§ Instructions for the task:
Look for "when" in the listing below. Gather each line that contains it.

┄┄┄┄┄┄

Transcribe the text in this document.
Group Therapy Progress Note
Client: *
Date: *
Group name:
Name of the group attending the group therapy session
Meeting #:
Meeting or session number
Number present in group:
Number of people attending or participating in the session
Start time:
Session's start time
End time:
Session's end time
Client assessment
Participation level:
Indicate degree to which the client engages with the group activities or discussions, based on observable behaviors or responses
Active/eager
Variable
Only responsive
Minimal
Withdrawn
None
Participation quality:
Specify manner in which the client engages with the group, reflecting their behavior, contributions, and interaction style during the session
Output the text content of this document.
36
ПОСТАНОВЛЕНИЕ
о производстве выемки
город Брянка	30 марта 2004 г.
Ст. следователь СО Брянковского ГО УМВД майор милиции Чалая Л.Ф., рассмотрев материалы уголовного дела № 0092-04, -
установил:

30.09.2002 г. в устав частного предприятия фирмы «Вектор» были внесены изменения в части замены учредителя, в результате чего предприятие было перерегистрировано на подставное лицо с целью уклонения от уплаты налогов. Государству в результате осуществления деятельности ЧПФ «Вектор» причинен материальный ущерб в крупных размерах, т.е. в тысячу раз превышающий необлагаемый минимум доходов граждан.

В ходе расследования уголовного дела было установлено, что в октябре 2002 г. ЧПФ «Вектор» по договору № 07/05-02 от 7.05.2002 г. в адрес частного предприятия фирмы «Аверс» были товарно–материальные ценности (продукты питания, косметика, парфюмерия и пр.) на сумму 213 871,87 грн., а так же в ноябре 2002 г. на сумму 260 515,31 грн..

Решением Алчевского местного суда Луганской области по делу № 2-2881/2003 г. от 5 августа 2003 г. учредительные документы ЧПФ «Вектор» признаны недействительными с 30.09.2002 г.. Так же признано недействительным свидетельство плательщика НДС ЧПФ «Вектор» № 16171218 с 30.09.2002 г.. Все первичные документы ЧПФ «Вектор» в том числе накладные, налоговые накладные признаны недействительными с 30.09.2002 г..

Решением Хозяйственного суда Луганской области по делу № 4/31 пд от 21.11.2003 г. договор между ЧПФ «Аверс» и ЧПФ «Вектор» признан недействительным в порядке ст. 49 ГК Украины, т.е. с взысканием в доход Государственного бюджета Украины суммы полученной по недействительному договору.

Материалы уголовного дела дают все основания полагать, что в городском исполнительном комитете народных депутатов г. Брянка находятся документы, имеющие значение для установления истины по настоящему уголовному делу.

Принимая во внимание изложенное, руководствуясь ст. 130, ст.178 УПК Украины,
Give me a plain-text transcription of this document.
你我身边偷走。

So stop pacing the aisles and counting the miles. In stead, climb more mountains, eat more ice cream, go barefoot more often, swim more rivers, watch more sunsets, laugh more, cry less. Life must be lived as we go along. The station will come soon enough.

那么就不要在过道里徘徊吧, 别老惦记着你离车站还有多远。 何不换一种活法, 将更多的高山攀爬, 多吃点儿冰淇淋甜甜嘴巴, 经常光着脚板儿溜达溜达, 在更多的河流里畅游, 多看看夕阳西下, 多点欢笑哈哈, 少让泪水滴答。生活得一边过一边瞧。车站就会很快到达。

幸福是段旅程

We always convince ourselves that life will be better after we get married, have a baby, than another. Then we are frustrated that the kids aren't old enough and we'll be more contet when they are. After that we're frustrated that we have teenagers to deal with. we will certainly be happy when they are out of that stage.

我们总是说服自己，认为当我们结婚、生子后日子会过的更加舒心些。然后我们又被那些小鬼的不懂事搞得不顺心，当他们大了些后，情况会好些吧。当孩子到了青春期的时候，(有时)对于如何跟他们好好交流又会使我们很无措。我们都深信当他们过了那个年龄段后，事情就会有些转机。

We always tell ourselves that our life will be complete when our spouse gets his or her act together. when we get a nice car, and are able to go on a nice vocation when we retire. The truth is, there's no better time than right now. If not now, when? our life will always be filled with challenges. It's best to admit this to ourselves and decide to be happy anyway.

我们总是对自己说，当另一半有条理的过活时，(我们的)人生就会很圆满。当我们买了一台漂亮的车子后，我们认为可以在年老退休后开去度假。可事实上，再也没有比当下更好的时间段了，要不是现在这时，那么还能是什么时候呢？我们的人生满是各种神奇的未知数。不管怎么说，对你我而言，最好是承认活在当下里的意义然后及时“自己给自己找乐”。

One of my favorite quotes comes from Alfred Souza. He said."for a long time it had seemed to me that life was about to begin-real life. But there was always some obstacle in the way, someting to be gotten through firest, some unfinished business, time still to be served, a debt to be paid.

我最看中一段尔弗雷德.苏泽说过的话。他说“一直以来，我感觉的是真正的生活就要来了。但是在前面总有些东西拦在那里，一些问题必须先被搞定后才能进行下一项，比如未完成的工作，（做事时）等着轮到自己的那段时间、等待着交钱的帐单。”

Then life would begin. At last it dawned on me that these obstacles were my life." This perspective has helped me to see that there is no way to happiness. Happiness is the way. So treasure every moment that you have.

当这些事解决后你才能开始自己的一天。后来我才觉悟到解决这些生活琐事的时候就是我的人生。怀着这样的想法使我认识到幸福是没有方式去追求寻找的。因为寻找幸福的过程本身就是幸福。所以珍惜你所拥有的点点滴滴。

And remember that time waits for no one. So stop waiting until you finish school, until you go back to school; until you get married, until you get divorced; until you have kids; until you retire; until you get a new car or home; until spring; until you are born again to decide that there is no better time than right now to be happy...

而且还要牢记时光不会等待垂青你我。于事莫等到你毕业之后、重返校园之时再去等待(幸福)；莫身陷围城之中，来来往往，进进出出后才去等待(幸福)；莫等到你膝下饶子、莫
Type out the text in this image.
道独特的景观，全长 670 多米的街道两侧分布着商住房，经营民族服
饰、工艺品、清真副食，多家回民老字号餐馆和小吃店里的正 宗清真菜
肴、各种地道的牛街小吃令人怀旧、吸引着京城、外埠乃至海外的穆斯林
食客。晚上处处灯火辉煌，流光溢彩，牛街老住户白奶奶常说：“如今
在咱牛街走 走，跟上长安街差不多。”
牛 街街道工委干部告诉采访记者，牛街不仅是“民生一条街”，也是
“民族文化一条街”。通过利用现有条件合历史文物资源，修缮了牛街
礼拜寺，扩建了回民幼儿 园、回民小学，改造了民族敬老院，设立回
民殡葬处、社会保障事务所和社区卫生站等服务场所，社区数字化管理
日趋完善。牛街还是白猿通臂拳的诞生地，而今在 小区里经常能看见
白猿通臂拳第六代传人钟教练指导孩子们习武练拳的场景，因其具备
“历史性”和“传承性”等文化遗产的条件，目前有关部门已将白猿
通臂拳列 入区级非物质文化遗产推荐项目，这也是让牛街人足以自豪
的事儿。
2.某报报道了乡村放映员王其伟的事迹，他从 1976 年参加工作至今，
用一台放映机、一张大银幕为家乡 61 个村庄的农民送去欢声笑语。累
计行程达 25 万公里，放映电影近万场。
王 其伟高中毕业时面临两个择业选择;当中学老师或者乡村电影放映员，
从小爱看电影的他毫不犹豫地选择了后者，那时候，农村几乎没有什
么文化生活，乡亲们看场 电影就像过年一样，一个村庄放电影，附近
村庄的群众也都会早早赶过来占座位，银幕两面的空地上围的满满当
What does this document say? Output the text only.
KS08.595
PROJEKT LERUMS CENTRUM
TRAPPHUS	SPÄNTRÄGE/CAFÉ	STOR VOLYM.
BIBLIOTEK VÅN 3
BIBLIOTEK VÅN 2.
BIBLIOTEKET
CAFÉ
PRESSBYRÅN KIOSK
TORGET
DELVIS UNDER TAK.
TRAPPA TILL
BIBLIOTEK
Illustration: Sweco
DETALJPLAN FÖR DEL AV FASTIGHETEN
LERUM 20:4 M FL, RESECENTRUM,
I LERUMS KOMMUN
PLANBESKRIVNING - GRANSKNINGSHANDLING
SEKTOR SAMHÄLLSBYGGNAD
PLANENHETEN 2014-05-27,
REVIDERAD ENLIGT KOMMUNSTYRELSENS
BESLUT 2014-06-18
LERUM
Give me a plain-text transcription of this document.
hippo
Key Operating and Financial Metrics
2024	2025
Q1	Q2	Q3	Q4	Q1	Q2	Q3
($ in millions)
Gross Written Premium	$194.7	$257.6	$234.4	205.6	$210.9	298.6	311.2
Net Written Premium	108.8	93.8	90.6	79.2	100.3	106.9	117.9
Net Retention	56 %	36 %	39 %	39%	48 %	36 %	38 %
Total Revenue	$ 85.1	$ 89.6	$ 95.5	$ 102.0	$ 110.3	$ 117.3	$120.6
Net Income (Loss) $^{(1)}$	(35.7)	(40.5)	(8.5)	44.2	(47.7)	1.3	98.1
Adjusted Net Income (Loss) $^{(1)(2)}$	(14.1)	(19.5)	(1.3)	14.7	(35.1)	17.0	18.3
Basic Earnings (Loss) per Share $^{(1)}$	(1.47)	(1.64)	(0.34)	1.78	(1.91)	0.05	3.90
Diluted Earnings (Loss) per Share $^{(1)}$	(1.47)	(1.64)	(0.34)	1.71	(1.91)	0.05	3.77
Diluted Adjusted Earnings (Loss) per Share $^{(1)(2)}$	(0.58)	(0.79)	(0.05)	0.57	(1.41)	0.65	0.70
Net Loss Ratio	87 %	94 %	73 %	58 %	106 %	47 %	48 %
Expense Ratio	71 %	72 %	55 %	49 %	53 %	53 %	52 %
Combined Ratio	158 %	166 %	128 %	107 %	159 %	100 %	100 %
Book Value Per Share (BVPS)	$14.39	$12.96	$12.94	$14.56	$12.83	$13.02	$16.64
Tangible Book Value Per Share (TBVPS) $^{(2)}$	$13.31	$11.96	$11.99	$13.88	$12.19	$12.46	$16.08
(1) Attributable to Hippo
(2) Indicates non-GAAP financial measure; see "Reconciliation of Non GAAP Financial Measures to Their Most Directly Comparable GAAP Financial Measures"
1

┄┄┄┄┄┄

§ Answer to the exercise:
We always convince ourselves that life will be better after we get married, have a baby, than another. Then we are frustrated that the kids aren't old enough and we'll be more contet when they are. After that we're frustrated that we have teenagers to deal with. we will certainly be happy when they are out of that stage.
We always tell ourselves that our life will be complete when our spouse gets his or her act together. when we get a nice car, and are able to go on a nice vocation when we retire. The truth is, there's no better time than right now. If not now, when? our life will always be filled with challenges. It's best to admit this to ourselves and decide to be happy anyway.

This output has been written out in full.